## SHORT TASK
Examine the records and identify each line that includes the string "data". Copy those lines.

Saved entries:
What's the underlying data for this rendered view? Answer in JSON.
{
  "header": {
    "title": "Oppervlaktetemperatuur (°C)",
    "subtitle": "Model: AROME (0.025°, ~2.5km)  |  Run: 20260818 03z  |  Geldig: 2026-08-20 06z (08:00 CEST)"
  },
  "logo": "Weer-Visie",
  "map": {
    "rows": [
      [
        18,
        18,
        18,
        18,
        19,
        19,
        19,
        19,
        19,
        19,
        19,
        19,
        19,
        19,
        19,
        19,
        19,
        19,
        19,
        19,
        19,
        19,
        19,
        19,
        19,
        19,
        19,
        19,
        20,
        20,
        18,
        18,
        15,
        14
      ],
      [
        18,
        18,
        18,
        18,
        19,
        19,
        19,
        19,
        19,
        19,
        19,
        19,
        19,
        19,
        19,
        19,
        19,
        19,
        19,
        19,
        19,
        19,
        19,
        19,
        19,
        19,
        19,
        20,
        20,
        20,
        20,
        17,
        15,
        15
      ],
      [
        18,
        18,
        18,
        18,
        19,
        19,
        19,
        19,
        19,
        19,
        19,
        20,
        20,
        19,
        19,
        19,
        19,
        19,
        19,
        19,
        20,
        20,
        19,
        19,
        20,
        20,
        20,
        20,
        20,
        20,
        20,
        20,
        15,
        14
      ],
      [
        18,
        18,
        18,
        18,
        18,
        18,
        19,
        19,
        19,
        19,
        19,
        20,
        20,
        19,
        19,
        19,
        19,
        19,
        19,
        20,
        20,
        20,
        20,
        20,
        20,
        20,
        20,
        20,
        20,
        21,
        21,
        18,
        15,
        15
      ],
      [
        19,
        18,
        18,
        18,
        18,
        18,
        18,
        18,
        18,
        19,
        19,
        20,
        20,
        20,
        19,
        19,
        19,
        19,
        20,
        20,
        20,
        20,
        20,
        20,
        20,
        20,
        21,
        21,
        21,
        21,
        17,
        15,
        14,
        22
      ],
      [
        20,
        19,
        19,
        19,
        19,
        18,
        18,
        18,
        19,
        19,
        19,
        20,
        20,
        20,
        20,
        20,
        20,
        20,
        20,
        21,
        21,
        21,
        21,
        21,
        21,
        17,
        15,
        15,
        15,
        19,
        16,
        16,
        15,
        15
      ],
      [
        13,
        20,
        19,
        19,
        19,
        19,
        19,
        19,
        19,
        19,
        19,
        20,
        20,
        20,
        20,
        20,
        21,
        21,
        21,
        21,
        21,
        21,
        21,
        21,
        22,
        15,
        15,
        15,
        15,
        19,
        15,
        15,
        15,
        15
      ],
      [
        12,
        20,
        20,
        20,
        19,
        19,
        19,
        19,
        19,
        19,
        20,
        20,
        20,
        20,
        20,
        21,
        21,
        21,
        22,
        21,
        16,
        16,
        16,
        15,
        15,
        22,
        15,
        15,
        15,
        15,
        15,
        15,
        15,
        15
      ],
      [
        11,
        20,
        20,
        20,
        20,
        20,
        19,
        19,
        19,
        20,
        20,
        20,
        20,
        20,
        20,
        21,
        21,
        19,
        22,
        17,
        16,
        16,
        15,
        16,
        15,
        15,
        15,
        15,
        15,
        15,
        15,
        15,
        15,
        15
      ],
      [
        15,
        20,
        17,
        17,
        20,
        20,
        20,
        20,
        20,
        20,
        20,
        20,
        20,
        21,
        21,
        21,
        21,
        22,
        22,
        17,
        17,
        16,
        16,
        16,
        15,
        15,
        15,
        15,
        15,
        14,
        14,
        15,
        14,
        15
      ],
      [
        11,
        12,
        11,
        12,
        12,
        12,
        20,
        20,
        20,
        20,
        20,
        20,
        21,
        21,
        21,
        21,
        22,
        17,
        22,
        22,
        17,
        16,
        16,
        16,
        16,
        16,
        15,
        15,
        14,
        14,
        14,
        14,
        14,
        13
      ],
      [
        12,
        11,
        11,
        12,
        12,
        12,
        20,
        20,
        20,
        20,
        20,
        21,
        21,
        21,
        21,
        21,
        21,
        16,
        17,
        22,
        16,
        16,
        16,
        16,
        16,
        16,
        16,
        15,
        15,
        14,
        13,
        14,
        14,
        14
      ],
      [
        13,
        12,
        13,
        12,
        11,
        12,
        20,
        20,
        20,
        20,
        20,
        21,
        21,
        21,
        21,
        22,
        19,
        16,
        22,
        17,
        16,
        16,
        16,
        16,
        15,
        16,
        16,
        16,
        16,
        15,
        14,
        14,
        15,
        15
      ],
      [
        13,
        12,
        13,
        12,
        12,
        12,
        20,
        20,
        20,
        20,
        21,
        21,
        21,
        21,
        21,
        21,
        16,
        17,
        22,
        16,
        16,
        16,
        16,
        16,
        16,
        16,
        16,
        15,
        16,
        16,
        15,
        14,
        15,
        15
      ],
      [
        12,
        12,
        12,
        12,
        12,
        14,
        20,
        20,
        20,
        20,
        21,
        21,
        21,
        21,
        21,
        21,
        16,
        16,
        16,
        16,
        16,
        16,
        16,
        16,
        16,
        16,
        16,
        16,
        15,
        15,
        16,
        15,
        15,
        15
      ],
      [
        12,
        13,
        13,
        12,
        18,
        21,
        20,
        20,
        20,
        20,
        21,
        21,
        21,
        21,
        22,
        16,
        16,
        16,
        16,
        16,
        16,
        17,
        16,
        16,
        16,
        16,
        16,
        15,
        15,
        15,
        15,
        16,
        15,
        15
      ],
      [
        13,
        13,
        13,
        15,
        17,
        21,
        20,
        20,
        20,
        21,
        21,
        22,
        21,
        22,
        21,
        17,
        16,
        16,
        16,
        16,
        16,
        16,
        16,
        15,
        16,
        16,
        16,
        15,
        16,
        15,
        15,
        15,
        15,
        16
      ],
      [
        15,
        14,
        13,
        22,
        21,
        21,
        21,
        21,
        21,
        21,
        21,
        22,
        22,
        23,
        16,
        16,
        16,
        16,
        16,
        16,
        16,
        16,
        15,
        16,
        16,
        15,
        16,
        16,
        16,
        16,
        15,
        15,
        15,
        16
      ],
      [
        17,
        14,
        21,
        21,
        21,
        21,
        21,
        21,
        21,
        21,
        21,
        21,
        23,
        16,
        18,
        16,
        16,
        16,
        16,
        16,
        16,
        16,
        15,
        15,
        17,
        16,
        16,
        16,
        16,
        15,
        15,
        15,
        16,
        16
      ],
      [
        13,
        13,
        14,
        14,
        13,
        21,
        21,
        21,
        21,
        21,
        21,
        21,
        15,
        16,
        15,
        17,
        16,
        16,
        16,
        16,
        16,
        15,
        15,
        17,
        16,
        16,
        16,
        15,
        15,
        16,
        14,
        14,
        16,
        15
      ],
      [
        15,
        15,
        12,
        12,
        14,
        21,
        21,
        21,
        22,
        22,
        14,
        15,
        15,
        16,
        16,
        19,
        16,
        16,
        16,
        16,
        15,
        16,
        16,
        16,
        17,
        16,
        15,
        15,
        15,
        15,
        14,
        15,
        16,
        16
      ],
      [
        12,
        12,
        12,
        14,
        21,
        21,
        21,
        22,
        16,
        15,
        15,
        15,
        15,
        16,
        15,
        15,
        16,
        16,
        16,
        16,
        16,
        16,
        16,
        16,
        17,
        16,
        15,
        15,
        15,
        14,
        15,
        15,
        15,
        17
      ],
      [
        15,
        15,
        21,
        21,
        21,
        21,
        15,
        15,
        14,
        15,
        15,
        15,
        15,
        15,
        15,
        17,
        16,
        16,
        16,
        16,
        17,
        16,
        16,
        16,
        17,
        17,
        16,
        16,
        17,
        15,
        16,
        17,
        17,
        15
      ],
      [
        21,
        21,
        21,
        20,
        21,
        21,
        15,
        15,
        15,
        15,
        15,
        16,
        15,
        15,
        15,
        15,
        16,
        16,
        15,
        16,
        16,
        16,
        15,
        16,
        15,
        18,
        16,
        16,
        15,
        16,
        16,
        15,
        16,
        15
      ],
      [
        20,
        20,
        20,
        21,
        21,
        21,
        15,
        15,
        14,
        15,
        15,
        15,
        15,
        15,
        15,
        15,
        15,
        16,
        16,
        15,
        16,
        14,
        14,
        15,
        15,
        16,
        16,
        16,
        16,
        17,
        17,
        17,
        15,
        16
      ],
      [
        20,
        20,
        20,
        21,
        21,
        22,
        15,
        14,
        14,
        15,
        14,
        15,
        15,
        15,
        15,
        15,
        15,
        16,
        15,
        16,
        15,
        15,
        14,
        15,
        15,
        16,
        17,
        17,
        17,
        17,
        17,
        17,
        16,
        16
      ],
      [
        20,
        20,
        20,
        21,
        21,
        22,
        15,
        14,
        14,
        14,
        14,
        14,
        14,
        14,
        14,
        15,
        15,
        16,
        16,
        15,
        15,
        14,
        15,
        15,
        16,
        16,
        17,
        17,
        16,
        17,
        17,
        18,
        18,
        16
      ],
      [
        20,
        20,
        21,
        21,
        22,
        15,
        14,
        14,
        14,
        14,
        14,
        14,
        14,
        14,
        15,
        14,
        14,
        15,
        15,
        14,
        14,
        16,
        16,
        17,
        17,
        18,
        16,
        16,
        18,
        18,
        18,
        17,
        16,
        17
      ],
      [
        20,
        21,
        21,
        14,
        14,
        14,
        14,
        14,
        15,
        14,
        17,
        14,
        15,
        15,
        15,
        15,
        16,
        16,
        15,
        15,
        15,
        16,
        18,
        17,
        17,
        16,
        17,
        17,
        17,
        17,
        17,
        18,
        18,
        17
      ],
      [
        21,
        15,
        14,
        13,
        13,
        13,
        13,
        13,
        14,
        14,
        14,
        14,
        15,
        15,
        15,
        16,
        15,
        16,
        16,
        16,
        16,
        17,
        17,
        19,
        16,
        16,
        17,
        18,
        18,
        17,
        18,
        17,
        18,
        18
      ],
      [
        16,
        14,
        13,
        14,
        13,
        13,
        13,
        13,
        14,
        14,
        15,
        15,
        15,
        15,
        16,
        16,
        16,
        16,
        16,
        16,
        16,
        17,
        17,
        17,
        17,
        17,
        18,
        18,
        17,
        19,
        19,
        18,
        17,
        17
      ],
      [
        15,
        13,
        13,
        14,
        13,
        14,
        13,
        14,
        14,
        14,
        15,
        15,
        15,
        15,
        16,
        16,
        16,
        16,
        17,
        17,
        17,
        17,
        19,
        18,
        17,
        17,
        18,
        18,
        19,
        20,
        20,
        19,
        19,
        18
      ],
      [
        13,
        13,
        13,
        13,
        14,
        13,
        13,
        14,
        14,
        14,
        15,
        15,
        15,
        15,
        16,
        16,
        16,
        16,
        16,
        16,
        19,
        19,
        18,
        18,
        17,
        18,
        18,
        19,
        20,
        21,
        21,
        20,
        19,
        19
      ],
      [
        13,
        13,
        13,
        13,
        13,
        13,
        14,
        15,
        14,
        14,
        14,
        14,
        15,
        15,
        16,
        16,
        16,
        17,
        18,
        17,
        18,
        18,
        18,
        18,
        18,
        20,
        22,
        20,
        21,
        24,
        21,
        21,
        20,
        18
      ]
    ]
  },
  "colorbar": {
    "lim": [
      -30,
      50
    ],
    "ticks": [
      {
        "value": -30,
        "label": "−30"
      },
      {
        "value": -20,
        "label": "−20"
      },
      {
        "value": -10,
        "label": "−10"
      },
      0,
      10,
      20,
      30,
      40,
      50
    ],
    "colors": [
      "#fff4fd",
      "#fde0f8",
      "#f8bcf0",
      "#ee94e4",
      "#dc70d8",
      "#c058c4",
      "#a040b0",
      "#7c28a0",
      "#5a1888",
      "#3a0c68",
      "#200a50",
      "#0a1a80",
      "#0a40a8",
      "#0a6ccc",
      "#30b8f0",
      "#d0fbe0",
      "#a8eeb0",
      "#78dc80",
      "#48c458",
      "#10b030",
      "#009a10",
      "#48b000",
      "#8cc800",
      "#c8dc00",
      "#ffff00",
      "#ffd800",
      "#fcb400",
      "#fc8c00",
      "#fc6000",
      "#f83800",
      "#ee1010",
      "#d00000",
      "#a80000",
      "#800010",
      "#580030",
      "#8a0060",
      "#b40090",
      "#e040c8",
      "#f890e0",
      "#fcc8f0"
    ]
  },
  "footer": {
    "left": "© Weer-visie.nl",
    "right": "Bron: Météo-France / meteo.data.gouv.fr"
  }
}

## SOLUTION TO THIS TASK
What's the underlying data for this rendered view? Answer in JSON.
    "right": "Bron: Météo-France / meteo.data.gouv.fr"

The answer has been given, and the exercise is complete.